◆ **TASK TO COMPLETE**: State the number of lines where "Building" appears. Add nothing else.

◆ **RECORDS**:
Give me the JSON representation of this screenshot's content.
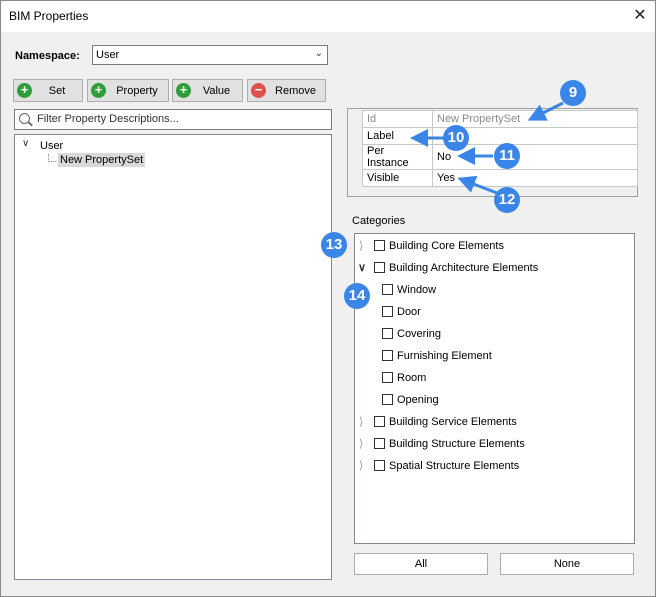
{
  "window": {
    "title": "BIM Properties",
    "close": "✕"
  },
  "namespace": {
    "label": "Namespace:",
    "value": "User"
  },
  "toolbar": {
    "set": "Set",
    "property": "Property",
    "value": "Value",
    "remove": "Remove"
  },
  "filter": {
    "placeholder": "Filter Property Descriptions..."
  },
  "tree": {
    "root": "User",
    "child": "New PropertySet"
  },
  "properties": {
    "rows": [
      {
        "key": "Id",
        "value": "New PropertySet"
      },
      {
        "key": "Label",
        "value": ""
      },
      {
        "key": "Per Instance",
        "value": "No"
      },
      {
        "key": "Visible",
        "value": "Yes"
      }
    ]
  },
  "categories": {
    "label": "Categories",
    "items": [
      {
        "label": "Building Core Elements"
      },
      {
        "label": "Building Architecture Elements"
      },
      {
        "label": "Window"
      },
      {
        "label": "Door"
      },
      {
        "label": "Covering"
      },
      {
        "label": "Furnishing Element"
      },
      {
        "label": "Room"
      },
      {
        "label": "Opening"
      },
      {
        "label": "Building Service Elements"
      },
      {
        "label": "Building Structure Elements"
      },
      {
        "label": "Spatial Structure Elements"
      }
    ]
  },
  "buttons": {
    "all": "All",
    "none": "None"
  },
  "callouts": [
    "9",
    "10",
    "11",
    "12",
    "13",
    "14"
  ],
  "colors": {
    "callout": "#3a86e8",
    "add_icon": "#2e9e3a",
    "remove_icon": "#e0504a"
  }
}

◆ **RESPONSE**: 4